--- STATED EXERCISE ---
Assemble all lines in which the string "publications" appears.

--- DATASET EXTRACT ---

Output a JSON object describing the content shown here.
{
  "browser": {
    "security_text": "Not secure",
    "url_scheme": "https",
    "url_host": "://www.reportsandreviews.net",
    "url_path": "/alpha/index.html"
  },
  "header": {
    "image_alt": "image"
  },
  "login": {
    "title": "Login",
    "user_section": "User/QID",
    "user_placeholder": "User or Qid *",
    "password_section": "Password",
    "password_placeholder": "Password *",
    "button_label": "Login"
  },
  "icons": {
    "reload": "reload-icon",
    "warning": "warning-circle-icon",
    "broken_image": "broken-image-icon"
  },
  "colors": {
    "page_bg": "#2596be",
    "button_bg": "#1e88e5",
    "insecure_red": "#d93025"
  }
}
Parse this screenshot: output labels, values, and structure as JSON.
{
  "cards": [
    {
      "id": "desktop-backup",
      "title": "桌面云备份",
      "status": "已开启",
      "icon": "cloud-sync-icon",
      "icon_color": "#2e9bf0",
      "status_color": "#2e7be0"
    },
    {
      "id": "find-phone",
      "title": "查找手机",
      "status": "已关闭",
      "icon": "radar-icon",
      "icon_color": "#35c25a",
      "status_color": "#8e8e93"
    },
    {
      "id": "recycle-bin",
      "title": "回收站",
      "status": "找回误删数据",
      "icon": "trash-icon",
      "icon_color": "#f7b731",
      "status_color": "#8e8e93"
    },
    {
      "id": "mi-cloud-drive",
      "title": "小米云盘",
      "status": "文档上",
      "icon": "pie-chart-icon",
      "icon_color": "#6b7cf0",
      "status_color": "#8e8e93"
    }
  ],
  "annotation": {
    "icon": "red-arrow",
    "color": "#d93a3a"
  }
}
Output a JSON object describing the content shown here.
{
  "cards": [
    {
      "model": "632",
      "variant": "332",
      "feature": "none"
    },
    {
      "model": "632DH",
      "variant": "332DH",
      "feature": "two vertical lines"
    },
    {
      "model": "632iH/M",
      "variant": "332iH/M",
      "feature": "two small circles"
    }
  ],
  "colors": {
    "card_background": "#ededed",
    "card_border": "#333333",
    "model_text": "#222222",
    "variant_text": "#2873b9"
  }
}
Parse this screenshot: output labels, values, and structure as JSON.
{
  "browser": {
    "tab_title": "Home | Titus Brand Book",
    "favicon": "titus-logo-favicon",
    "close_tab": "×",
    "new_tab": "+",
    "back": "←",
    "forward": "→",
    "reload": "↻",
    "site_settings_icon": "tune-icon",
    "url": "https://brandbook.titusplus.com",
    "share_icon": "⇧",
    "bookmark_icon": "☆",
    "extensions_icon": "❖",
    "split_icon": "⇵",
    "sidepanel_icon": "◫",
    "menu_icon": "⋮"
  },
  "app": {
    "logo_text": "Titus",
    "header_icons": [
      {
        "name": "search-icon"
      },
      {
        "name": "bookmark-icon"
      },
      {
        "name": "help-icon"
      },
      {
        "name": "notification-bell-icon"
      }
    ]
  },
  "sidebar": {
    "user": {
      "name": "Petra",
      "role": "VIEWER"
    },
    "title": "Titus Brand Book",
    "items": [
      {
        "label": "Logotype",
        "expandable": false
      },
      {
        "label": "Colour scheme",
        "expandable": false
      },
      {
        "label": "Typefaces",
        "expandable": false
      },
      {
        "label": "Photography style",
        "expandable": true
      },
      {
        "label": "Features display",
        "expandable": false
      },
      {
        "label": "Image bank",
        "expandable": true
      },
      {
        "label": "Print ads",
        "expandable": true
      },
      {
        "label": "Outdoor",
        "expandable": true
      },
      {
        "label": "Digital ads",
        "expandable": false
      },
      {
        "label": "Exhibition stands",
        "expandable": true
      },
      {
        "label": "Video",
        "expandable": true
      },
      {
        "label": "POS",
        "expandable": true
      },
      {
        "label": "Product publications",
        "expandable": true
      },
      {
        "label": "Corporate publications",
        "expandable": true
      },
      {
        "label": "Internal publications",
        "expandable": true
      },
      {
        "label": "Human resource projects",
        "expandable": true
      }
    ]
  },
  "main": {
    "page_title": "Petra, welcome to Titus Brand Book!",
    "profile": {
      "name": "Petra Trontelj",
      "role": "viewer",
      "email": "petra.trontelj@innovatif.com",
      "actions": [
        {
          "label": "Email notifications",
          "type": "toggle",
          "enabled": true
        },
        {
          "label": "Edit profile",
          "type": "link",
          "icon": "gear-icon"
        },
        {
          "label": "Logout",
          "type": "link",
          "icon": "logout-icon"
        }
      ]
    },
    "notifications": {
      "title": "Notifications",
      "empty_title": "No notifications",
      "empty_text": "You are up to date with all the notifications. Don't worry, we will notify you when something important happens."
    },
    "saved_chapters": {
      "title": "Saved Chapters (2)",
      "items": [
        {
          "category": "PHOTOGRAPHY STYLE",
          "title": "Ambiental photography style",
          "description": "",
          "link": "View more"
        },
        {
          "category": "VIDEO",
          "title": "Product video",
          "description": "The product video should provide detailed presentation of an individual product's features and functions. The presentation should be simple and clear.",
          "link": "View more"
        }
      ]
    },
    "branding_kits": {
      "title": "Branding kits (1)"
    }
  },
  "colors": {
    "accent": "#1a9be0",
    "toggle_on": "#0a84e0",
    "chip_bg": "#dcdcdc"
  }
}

==

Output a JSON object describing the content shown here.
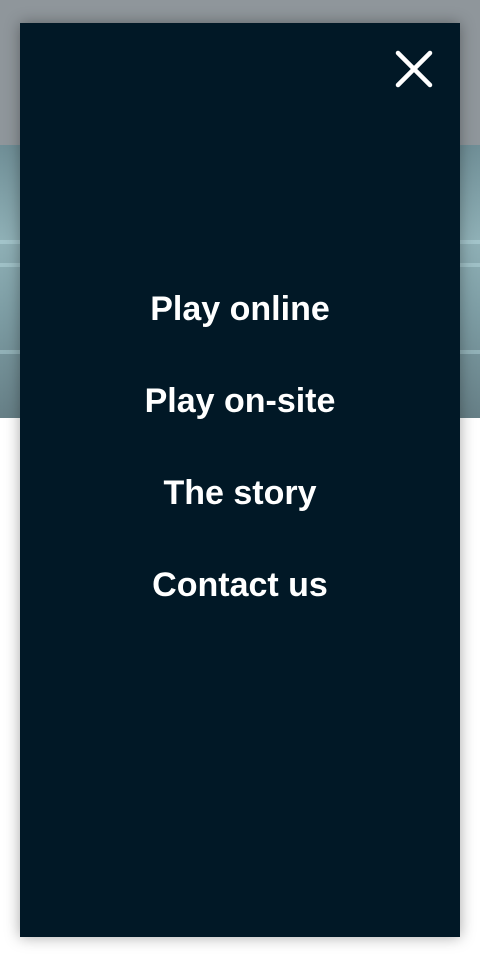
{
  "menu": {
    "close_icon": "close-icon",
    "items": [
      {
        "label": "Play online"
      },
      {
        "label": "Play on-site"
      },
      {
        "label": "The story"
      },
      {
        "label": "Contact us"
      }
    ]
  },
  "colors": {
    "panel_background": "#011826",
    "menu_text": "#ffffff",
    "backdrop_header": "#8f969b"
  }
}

...

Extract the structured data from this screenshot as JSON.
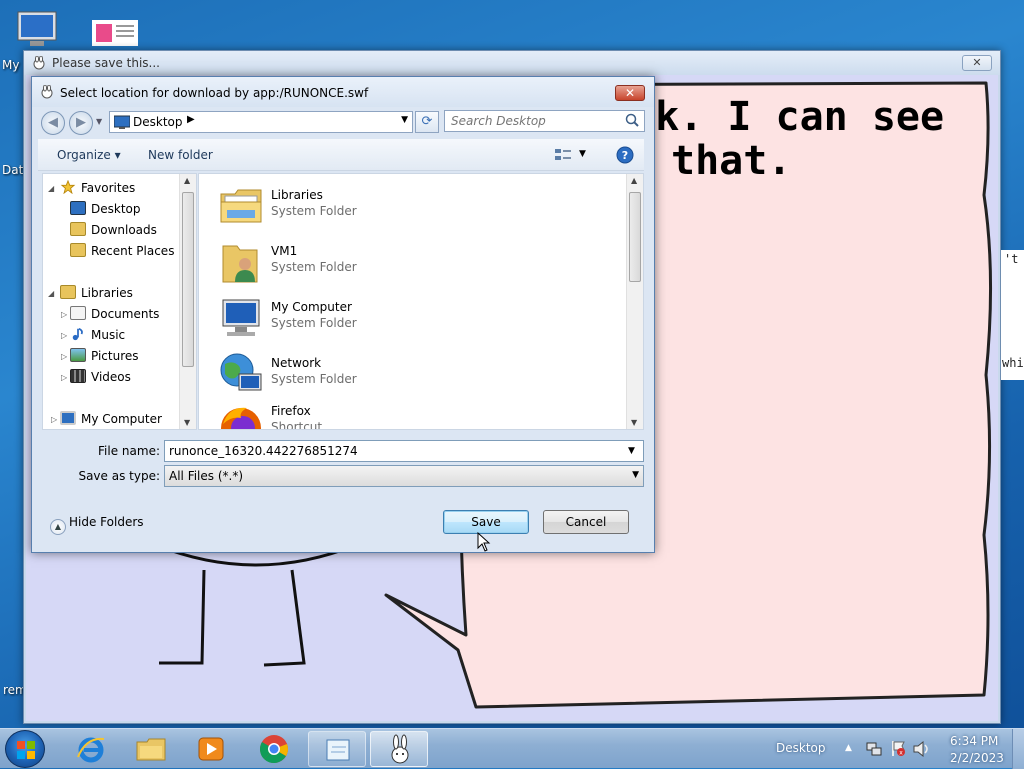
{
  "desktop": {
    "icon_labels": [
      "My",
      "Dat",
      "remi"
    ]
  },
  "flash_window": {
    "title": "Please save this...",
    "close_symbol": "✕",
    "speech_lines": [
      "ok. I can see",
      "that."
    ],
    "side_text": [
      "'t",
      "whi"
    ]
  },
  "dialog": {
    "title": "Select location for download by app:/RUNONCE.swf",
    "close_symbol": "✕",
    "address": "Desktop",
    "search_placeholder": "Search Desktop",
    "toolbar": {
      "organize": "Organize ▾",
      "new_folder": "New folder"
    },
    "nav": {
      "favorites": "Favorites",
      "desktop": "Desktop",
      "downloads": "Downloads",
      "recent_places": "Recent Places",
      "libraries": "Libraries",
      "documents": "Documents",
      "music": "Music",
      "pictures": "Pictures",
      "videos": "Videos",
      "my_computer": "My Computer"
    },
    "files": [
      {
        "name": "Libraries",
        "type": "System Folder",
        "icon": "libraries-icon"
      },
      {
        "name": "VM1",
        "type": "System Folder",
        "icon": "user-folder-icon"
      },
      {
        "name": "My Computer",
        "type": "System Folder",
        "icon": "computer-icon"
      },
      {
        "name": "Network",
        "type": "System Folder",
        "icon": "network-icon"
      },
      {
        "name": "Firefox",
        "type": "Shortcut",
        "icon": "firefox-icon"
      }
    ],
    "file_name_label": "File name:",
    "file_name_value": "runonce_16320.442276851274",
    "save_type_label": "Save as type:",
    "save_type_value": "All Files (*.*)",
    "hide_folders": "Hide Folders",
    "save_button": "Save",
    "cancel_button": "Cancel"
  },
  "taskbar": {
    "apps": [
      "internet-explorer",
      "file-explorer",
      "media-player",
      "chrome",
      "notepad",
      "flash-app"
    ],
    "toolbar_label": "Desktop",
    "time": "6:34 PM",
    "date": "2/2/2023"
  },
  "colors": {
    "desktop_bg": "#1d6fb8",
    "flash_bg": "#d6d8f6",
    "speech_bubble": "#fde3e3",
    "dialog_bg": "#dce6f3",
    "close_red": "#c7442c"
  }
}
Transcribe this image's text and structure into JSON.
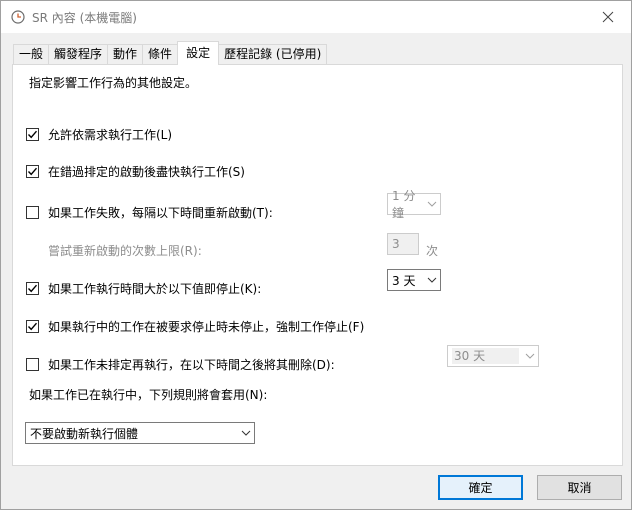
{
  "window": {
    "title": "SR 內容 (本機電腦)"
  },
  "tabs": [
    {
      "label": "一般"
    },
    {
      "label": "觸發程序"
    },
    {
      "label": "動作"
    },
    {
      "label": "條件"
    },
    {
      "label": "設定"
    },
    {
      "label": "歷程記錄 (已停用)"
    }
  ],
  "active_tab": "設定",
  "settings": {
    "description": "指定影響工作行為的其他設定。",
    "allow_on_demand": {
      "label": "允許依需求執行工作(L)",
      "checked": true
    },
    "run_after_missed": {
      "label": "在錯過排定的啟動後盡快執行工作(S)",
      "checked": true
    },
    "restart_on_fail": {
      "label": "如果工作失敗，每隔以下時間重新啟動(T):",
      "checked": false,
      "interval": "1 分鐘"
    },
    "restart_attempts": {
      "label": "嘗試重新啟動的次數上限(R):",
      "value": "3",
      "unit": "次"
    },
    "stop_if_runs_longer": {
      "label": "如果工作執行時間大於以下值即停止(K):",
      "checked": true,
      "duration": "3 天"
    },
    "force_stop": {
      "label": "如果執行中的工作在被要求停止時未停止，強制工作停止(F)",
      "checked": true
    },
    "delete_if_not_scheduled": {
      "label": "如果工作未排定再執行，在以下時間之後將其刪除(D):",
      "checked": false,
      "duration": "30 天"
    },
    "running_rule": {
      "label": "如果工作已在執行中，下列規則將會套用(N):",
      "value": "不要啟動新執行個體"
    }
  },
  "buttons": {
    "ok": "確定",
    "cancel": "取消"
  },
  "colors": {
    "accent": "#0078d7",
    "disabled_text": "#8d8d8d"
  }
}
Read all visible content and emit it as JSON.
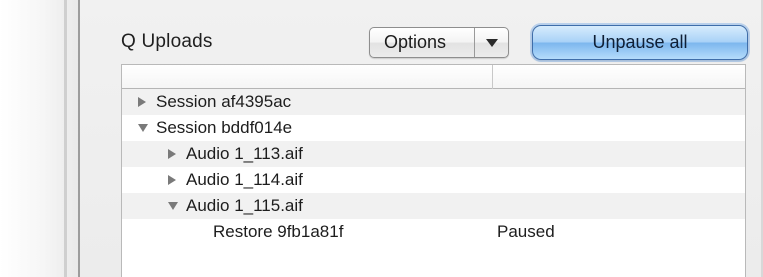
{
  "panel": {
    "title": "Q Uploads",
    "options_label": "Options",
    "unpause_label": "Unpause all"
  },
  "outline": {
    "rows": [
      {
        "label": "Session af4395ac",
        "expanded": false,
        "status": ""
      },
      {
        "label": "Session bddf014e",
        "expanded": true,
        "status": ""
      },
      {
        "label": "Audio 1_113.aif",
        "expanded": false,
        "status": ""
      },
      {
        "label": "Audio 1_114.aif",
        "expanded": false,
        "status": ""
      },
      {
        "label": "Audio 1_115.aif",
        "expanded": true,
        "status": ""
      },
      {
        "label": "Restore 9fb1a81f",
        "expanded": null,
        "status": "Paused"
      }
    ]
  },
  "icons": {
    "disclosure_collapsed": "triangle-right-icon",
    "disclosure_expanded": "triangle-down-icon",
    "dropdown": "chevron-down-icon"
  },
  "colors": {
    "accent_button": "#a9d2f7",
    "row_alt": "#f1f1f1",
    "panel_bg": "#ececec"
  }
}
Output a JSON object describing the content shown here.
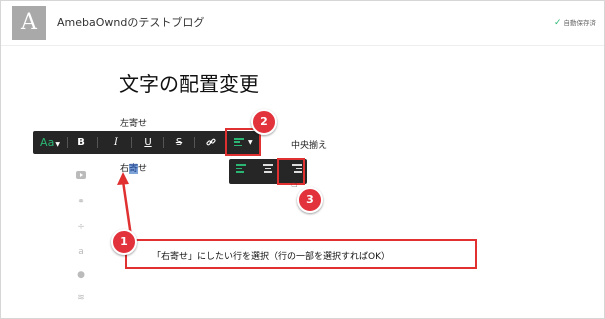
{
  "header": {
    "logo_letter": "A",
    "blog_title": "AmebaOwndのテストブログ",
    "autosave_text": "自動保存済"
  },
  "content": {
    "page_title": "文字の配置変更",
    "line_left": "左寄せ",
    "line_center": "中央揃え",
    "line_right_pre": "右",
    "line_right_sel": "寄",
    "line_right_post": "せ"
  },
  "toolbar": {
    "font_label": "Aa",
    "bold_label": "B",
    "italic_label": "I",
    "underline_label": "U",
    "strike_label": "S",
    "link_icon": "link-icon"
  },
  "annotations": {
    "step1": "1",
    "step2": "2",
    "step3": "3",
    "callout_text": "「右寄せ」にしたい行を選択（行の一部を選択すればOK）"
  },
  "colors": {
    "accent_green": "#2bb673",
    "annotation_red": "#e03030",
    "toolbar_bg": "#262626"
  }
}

--- SOLVED PROBLEM ---
        "label": "Product publications",
        "label": "Corporate publications",
        "label": "Internal publications",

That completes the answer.